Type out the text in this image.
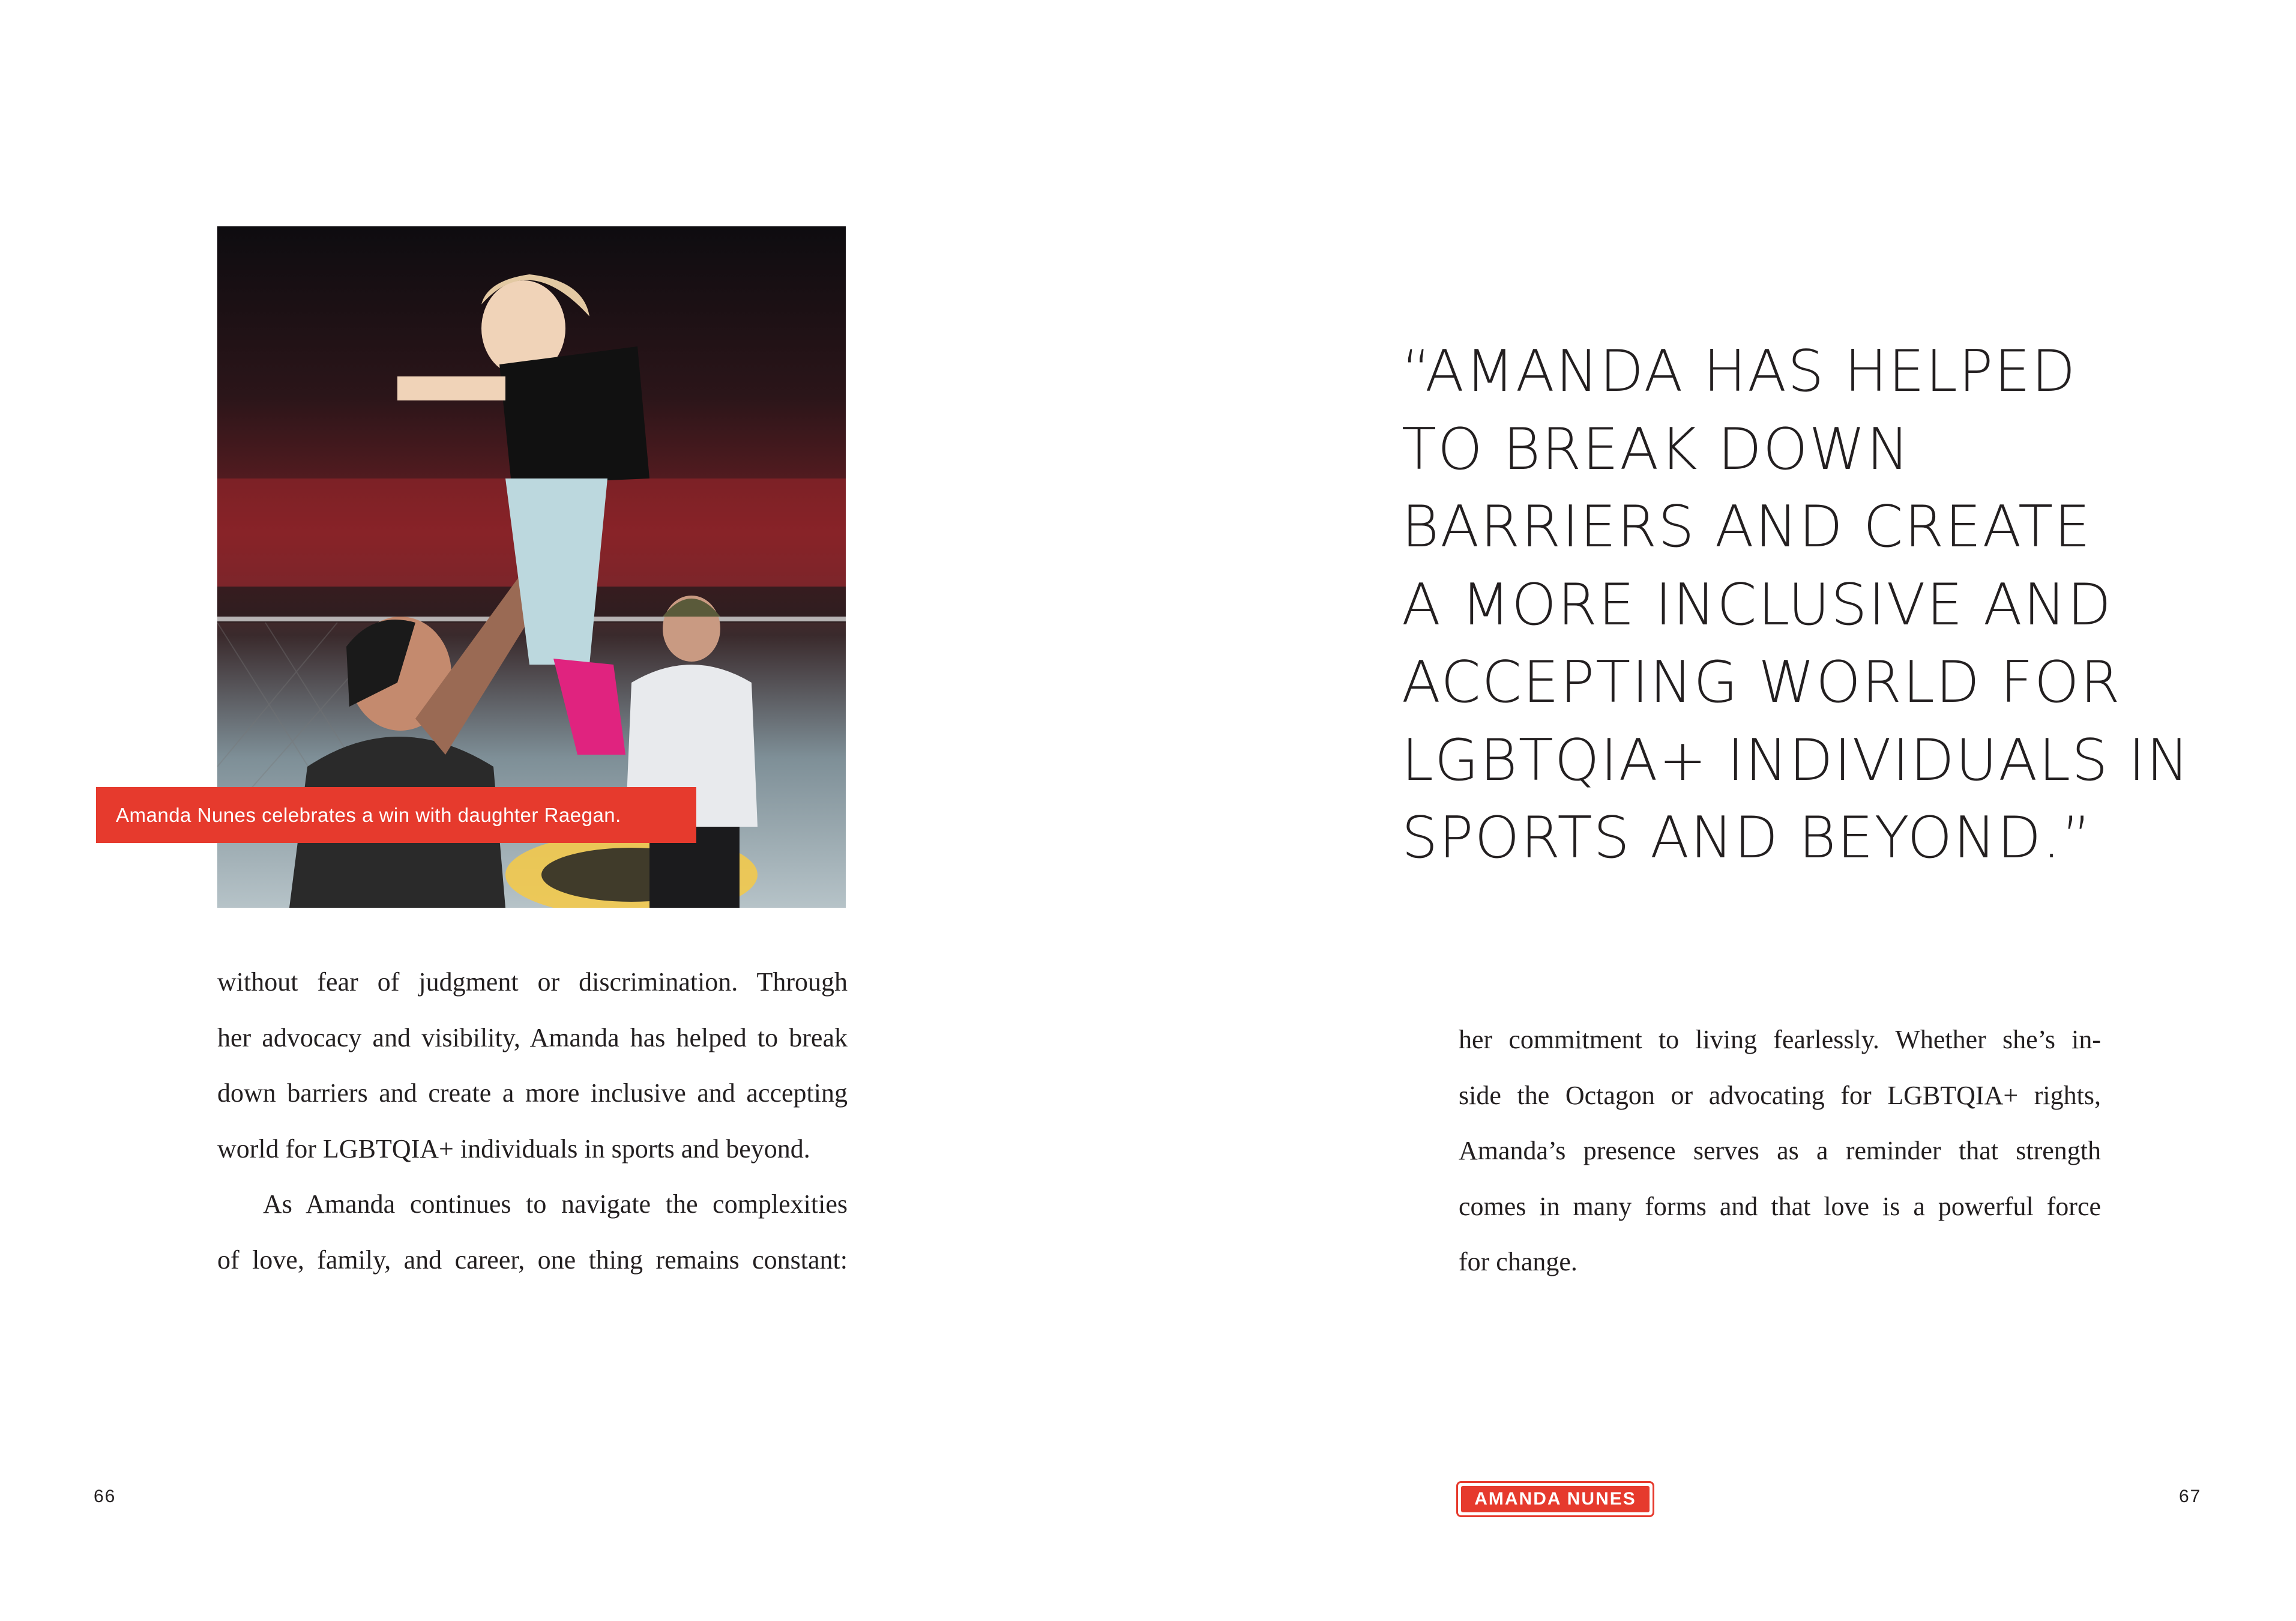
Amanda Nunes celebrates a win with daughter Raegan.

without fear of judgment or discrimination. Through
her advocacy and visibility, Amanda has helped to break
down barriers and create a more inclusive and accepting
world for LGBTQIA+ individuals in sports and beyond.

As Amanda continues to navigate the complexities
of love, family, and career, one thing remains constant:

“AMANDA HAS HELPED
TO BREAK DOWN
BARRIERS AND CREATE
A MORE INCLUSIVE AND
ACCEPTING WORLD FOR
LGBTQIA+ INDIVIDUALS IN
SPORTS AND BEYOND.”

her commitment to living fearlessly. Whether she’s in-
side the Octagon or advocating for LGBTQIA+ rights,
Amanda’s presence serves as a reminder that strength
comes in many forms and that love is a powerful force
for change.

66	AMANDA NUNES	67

WHAT TO PRODUCE: Omit pictures; set down the rest of the material word for word.

SOLUTION TO THIS EXERCISE:
Type out the text in this image.
Amanda Nunes celebrates a win with daughter Raegan.

without fear of judgment or discrimination. Through
her advocacy and visibility, Amanda has helped to break
down barriers and create a more inclusive and accepting
world for LGBTQIA+ individuals in sports and beyond.

As Amanda continues to navigate the complexities
of love, family, and career, one thing remains constant:

“AMANDA HAS HELPED
TO BREAK DOWN
BARRIERS AND CREATE
A MORE INCLUSIVE AND
ACCEPTING WORLD FOR
LGBTQIA+ INDIVIDUALS IN
SPORTS AND BEYOND.”

her commitment to living fearlessly. Whether she’s in-
side the Octagon or advocating for LGBTQIA+ rights,
Amanda’s presence serves as a reminder that strength
comes in many forms and that love is a powerful force
for change.

66	AMANDA NUNES	67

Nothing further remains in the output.